» **Problem**:
Transcribe the lines below verbatim, skipping the images.

» **Record set**:

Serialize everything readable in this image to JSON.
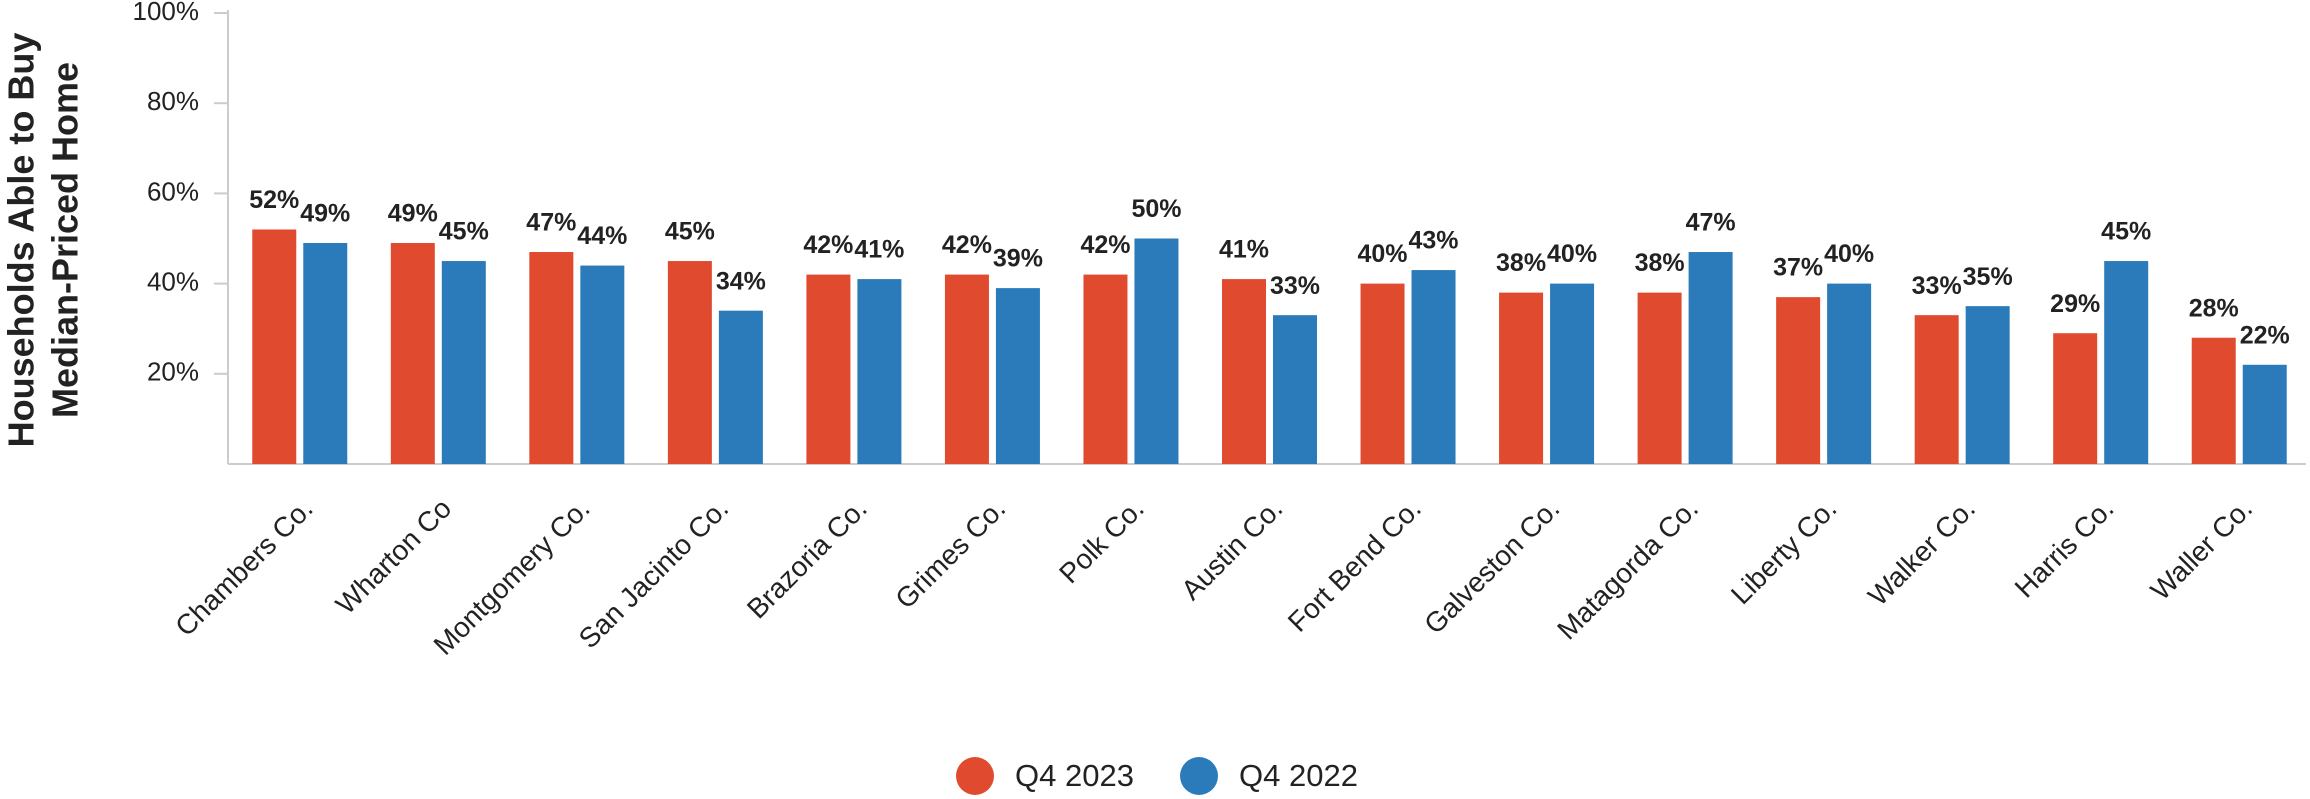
{
  "chart_data": {
    "type": "bar",
    "y_label": [
      "Households Able to Buy",
      "Median-Priced Home"
    ],
    "categories": [
      "Chambers Co.",
      "Wharton Co",
      "Montgomery Co.",
      "San Jacinto Co.",
      "Brazoria Co.",
      "Grimes Co.",
      "Polk Co.",
      "Austin Co.",
      "Fort Bend Co.",
      "Galveston Co.",
      "Matagorda Co.",
      "Liberty Co.",
      "Walker Co.",
      "Harris Co.",
      "Waller Co."
    ],
    "series": [
      {
        "name": "Q4 2023",
        "color": "#e04a2f",
        "values": [
          52,
          49,
          47,
          45,
          42,
          42,
          42,
          41,
          40,
          38,
          38,
          37,
          33,
          29,
          28
        ],
        "value_labels": [
          "52%",
          "49%",
          "47%",
          "45%",
          "42%",
          "42%",
          "42%",
          "41%",
          "40%",
          "38%",
          "38%",
          "37%",
          "33%",
          "29%",
          "28%"
        ]
      },
      {
        "name": "Q4 2022",
        "color": "#2b7bba",
        "values": [
          49,
          45,
          44,
          34,
          41,
          39,
          50,
          33,
          43,
          40,
          47,
          40,
          35,
          45,
          22
        ],
        "value_labels": [
          "49%",
          "45%",
          "44%",
          "34%",
          "41%",
          "39%",
          "50%",
          "33%",
          "43%",
          "40%",
          "47%",
          "40%",
          "35%",
          "45%",
          "22%"
        ]
      }
    ],
    "ylim": [
      0,
      100
    ],
    "yticks": [
      {
        "value": 20,
        "label": "20%"
      },
      {
        "value": 40,
        "label": "40%"
      },
      {
        "value": 60,
        "label": "60%"
      },
      {
        "value": 80,
        "label": "80%"
      },
      {
        "value": 100,
        "label": "100%"
      }
    ],
    "legend": "bottom"
  }
}
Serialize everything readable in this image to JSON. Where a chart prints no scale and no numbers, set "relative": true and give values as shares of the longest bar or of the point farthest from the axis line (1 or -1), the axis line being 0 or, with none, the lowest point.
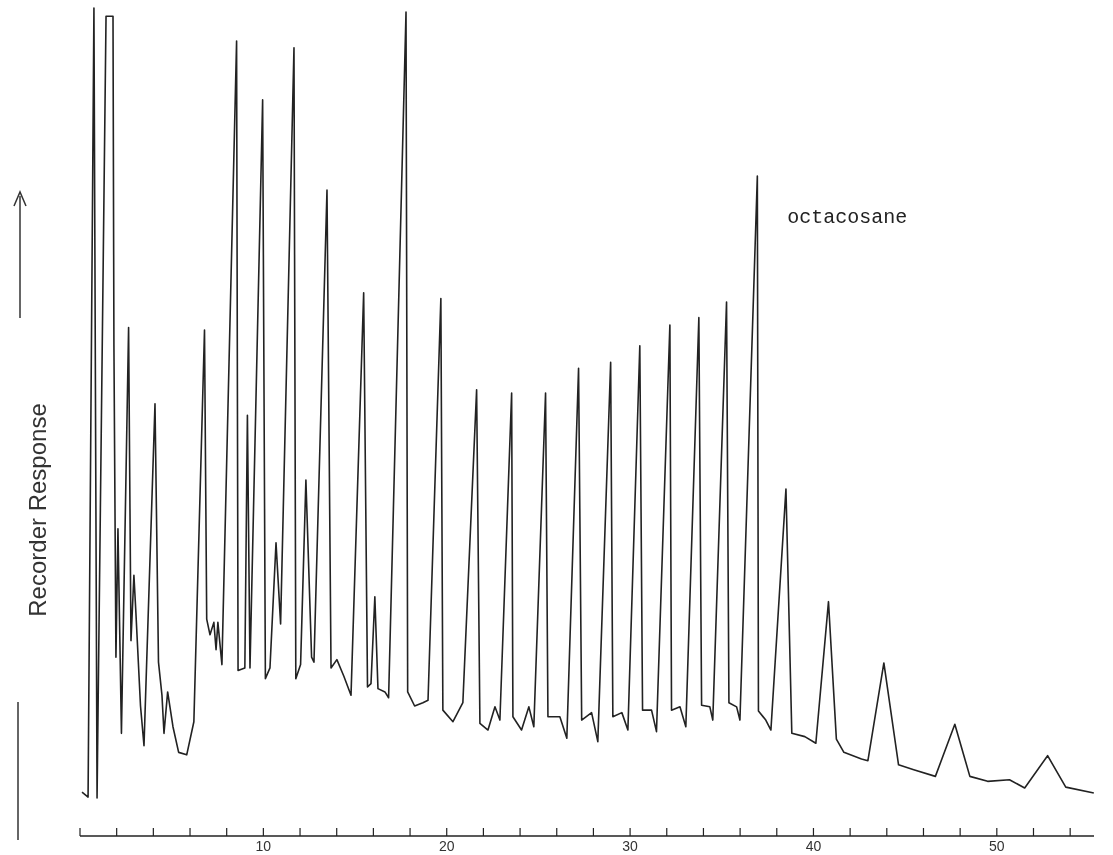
{
  "chart_data": {
    "type": "line",
    "ylabel": "Recorder Response",
    "relative": true,
    "grid": false,
    "marker": "none",
    "line_style": "solid",
    "xlim": [
      0,
      55.3
    ],
    "xticks": [
      {
        "value": 0,
        "label": null
      },
      {
        "value": 2,
        "label": null
      },
      {
        "value": 4,
        "label": null
      },
      {
        "value": 6,
        "label": null
      },
      {
        "value": 8,
        "label": null
      },
      10,
      {
        "value": 12,
        "label": null
      },
      {
        "value": 14,
        "label": null
      },
      {
        "value": 16,
        "label": null
      },
      {
        "value": 18,
        "label": null
      },
      20,
      {
        "value": 22,
        "label": null
      },
      {
        "value": 24,
        "label": null
      },
      {
        "value": 26,
        "label": null
      },
      {
        "value": 28,
        "label": null
      },
      30,
      {
        "value": 32,
        "label": null
      },
      {
        "value": 34,
        "label": null
      },
      {
        "value": 36,
        "label": null
      },
      {
        "value": 38,
        "label": null
      },
      40,
      {
        "value": 42,
        "label": null
      },
      {
        "value": 44,
        "label": null
      },
      {
        "value": 46,
        "label": null
      },
      {
        "value": 48,
        "label": null
      },
      50,
      {
        "value": 52,
        "label": null
      },
      {
        "value": 54,
        "label": null
      }
    ],
    "annotations": [
      {
        "text": "octacosane",
        "x": 36.94,
        "y": 0.797
      }
    ],
    "series": [
      {
        "color": "#222222",
        "x": [
          0.11,
          0.44,
          0.76,
          0.93,
          1.42,
          1.8,
          1.85,
          1.96,
          2.07,
          2.26,
          2.65,
          2.78,
          2.94,
          3.05,
          3.3,
          3.49,
          4.09,
          4.28,
          4.47,
          4.58,
          4.78,
          5.07,
          5.38,
          5.82,
          6.21,
          6.79,
          6.91,
          7.09,
          7.3,
          7.42,
          7.52,
          7.74,
          8.54,
          8.62,
          8.99,
          9.13,
          9.27,
          9.96,
          10.11,
          10.36,
          10.69,
          10.94,
          11.67,
          11.77,
          12.03,
          12.32,
          12.63,
          12.76,
          13.47,
          13.69,
          14.01,
          14.39,
          14.78,
          15.47,
          15.68,
          15.87,
          16.08,
          16.25,
          16.63,
          16.83,
          17.78,
          17.87,
          18.25,
          18.7,
          18.98,
          19.68,
          19.79,
          20.34,
          20.88,
          21.63,
          21.81,
          22.25,
          22.63,
          22.9,
          23.54,
          23.61,
          24.08,
          24.48,
          24.75,
          25.39,
          25.52,
          26.17,
          26.55,
          27.19,
          27.36,
          27.9,
          28.24,
          28.94,
          29.06,
          29.55,
          29.88,
          30.53,
          30.68,
          31.17,
          31.44,
          32.17,
          32.26,
          32.72,
          33.04,
          33.75,
          33.9,
          34.35,
          34.51,
          35.26,
          35.39,
          35.81,
          35.99,
          36.94,
          37.0,
          37.4,
          37.68,
          38.5,
          38.82,
          39.53,
          40.13,
          40.82,
          41.25,
          41.66,
          42.62,
          42.97,
          43.84,
          44.64,
          45.47,
          46.65,
          47.71,
          48.53,
          49.5,
          50.69,
          51.52,
          52.77,
          53.76,
          55.29
        ],
        "values": [
          0.053,
          0.047,
          1,
          0.046,
          0.99,
          0.99,
          0.593,
          0.216,
          0.371,
          0.124,
          0.614,
          0.236,
          0.315,
          0.269,
          0.157,
          0.109,
          0.522,
          0.21,
          0.17,
          0.124,
          0.174,
          0.132,
          0.101,
          0.098,
          0.138,
          0.611,
          0.262,
          0.243,
          0.258,
          0.225,
          0.258,
          0.207,
          0.96,
          0.2,
          0.203,
          0.508,
          0.203,
          0.889,
          0.19,
          0.203,
          0.354,
          0.256,
          0.952,
          0.19,
          0.207,
          0.43,
          0.216,
          0.21,
          0.78,
          0.203,
          0.213,
          0.193,
          0.17,
          0.656,
          0.18,
          0.184,
          0.289,
          0.178,
          0.174,
          0.167,
          0.995,
          0.174,
          0.157,
          0.161,
          0.164,
          0.649,
          0.152,
          0.138,
          0.161,
          0.539,
          0.136,
          0.128,
          0.156,
          0.14,
          0.535,
          0.144,
          0.128,
          0.156,
          0.132,
          0.535,
          0.144,
          0.144,
          0.118,
          0.565,
          0.14,
          0.149,
          0.114,
          0.572,
          0.144,
          0.149,
          0.128,
          0.592,
          0.152,
          0.152,
          0.126,
          0.617,
          0.152,
          0.156,
          0.132,
          0.626,
          0.158,
          0.156,
          0.14,
          0.645,
          0.161,
          0.156,
          0.14,
          0.797,
          0.151,
          0.14,
          0.128,
          0.419,
          0.124,
          0.12,
          0.112,
          0.283,
          0.117,
          0.101,
          0.093,
          0.091,
          0.209,
          0.086,
          0.08,
          0.072,
          0.135,
          0.072,
          0.066,
          0.068,
          0.058,
          0.097,
          0.059,
          0.052
        ]
      }
    ]
  }
}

» **In response**:
Serialize everything readable in this image to JSON.
{
  "chart_data": {
    "type": "bar",
    "y_label": [
      "Households Able to Buy",
      "Median-Priced Home"
    ],
    "categories": [
      "Chambers Co.",
      "Wharton Co",
      "Montgomery Co.",
      "San Jacinto Co.",
      "Brazoria Co.",
      "Grimes Co.",
      "Polk Co.",
      "Austin Co.",
      "Fort Bend Co.",
      "Galveston Co.",
      "Matagorda Co.",
      "Liberty Co.",
      "Walker Co.",
      "Harris Co.",
      "Waller Co."
    ],
    "series": [
      {
        "name": "Q4 2023",
        "color": "#e04a2f",
        "values": [
          52,
          49,
          47,
          45,
          42,
          42,
          42,
          41,
          40,
          38,
          38,
          37,
          33,
          29,
          28
        ],
        "value_labels": [
          "52%",
          "49%",
          "47%",
          "45%",
          "42%",
          "42%",
          "42%",
          "41%",
          "40%",
          "38%",
          "38%",
          "37%",
          "33%",
          "29%",
          "28%"
        ]
      },
      {
        "name": "Q4 2022",
        "color": "#2b7bba",
        "values": [
          49,
          45,
          44,
          34,
          41,
          39,
          50,
          33,
          43,
          40,
          47,
          40,
          35,
          45,
          22
        ],
        "value_labels": [
          "49%",
          "45%",
          "44%",
          "34%",
          "41%",
          "39%",
          "50%",
          "33%",
          "43%",
          "40%",
          "47%",
          "40%",
          "35%",
          "45%",
          "22%"
        ]
      }
    ],
    "ylim": [
      0,
      100
    ],
    "yticks": [
      {
        "value": 20,
        "label": "20%"
      },
      {
        "value": 40,
        "label": "40%"
      },
      {
        "value": 60,
        "label": "60%"
      },
      {
        "value": 80,
        "label": "80%"
      },
      {
        "value": 100,
        "label": "100%"
      }
    ],
    "legend": "bottom"
  }
}
Serialize everything readable in this image to JSON. Where a chart prints no scale and no numbers, set "relative": true and give values as shares of the longest bar or of the point farthest from the axis line (1 or -1), the axis line being 0 or, with none, the lowest point.
{
  "chart_data": {
    "type": "line",
    "ylabel": "Recorder Response",
    "relative": true,
    "grid": false,
    "marker": "none",
    "line_style": "solid",
    "xlim": [
      0,
      55.3
    ],
    "xticks": [
      {
        "value": 0,
        "label": null
      },
      {
        "value": 2,
        "label": null
      },
      {
        "value": 4,
        "label": null
      },
      {
        "value": 6,
        "label": null
      },
      {
        "value": 8,
        "label": null
      },
      10,
      {
        "value": 12,
        "label": null
      },
      {
        "value": 14,
        "label": null
      },
      {
        "value": 16,
        "label": null
      },
      {
        "value": 18,
        "label": null
      },
      20,
      {
        "value": 22,
        "label": null
      },
      {
        "value": 24,
        "label": null
      },
      {
        "value": 26,
        "label": null
      },
      {
        "value": 28,
        "label": null
      },
      30,
      {
        "value": 32,
        "label": null
      },
      {
        "value": 34,
        "label": null
      },
      {
        "value": 36,
        "label": null
      },
      {
        "value": 38,
        "label": null
      },
      40,
      {
        "value": 42,
        "label": null
      },
      {
        "value": 44,
        "label": null
      },
      {
        "value": 46,
        "label": null
      },
      {
        "value": 48,
        "label": null
      },
      50,
      {
        "value": 52,
        "label": null
      },
      {
        "value": 54,
        "label": null
      }
    ],
    "annotations": [
      {
        "text": "octacosane",
        "x": 36.94,
        "y": 0.797
      }
    ],
    "series": [
      {
        "color": "#222222",
        "x": [
          0.11,
          0.44,
          0.76,
          0.93,
          1.42,
          1.8,
          1.85,
          1.96,
          2.07,
          2.26,
          2.65,
          2.78,
          2.94,
          3.05,
          3.3,
          3.49,
          4.09,
          4.28,
          4.47,
          4.58,
          4.78,
          5.07,
          5.38,
          5.82,
          6.21,
          6.79,
          6.91,
          7.09,
          7.3,
          7.42,
          7.52,
          7.74,
          8.54,
          8.62,
          8.99,
          9.13,
          9.27,
          9.96,
          10.11,
          10.36,
          10.69,
          10.94,
          11.67,
          11.77,
          12.03,
          12.32,
          12.63,
          12.76,
          13.47,
          13.69,
          14.01,
          14.39,
          14.78,
          15.47,
          15.68,
          15.87,
          16.08,
          16.25,
          16.63,
          16.83,
          17.78,
          17.87,
          18.25,
          18.7,
          18.98,
          19.68,
          19.79,
          20.34,
          20.88,
          21.63,
          21.81,
          22.25,
          22.63,
          22.9,
          23.54,
          23.61,
          24.08,
          24.48,
          24.75,
          25.39,
          25.52,
          26.17,
          26.55,
          27.19,
          27.36,
          27.9,
          28.24,
          28.94,
          29.06,
          29.55,
          29.88,
          30.53,
          30.68,
          31.17,
          31.44,
          32.17,
          32.26,
          32.72,
          33.04,
          33.75,
          33.9,
          34.35,
          34.51,
          35.26,
          35.39,
          35.81,
          35.99,
          36.94,
          37.0,
          37.4,
          37.68,
          38.5,
          38.82,
          39.53,
          40.13,
          40.82,
          41.25,
          41.66,
          42.62,
          42.97,
          43.84,
          44.64,
          45.47,
          46.65,
          47.71,
          48.53,
          49.5,
          50.69,
          51.52,
          52.77,
          53.76,
          55.29
        ],
        "values": [
          0.053,
          0.047,
          1,
          0.046,
          0.99,
          0.99,
          0.593,
          0.216,
          0.371,
          0.124,
          0.614,
          0.236,
          0.315,
          0.269,
          0.157,
          0.109,
          0.522,
          0.21,
          0.17,
          0.124,
          0.174,
          0.132,
          0.101,
          0.098,
          0.138,
          0.611,
          0.262,
          0.243,
          0.258,
          0.225,
          0.258,
          0.207,
          0.96,
          0.2,
          0.203,
          0.508,
          0.203,
          0.889,
          0.19,
          0.203,
          0.354,
          0.256,
          0.952,
          0.19,
          0.207,
          0.43,
          0.216,
          0.21,
          0.78,
          0.203,
          0.213,
          0.193,
          0.17,
          0.656,
          0.18,
          0.184,
          0.289,
          0.178,
          0.174,
          0.167,
          0.995,
          0.174,
          0.157,
          0.161,
          0.164,
          0.649,
          0.152,
          0.138,
          0.161,
          0.539,
          0.136,
          0.128,
          0.156,
          0.14,
          0.535,
          0.144,
          0.128,
          0.156,
          0.132,
          0.535,
          0.144,
          0.144,
          0.118,
          0.565,
          0.14,
          0.149,
          0.114,
          0.572,
          0.144,
          0.149,
          0.128,
          0.592,
          0.152,
          0.152,
          0.126,
          0.617,
          0.152,
          0.156,
          0.132,
          0.626,
          0.158,
          0.156,
          0.14,
          0.645,
          0.161,
          0.156,
          0.14,
          0.797,
          0.151,
          0.14,
          0.128,
          0.419,
          0.124,
          0.12,
          0.112,
          0.283,
          0.117,
          0.101,
          0.093,
          0.091,
          0.209,
          0.086,
          0.08,
          0.072,
          0.135,
          0.072,
          0.066,
          0.068,
          0.058,
          0.097,
          0.059,
          0.052
        ]
      }
    ]
  }
}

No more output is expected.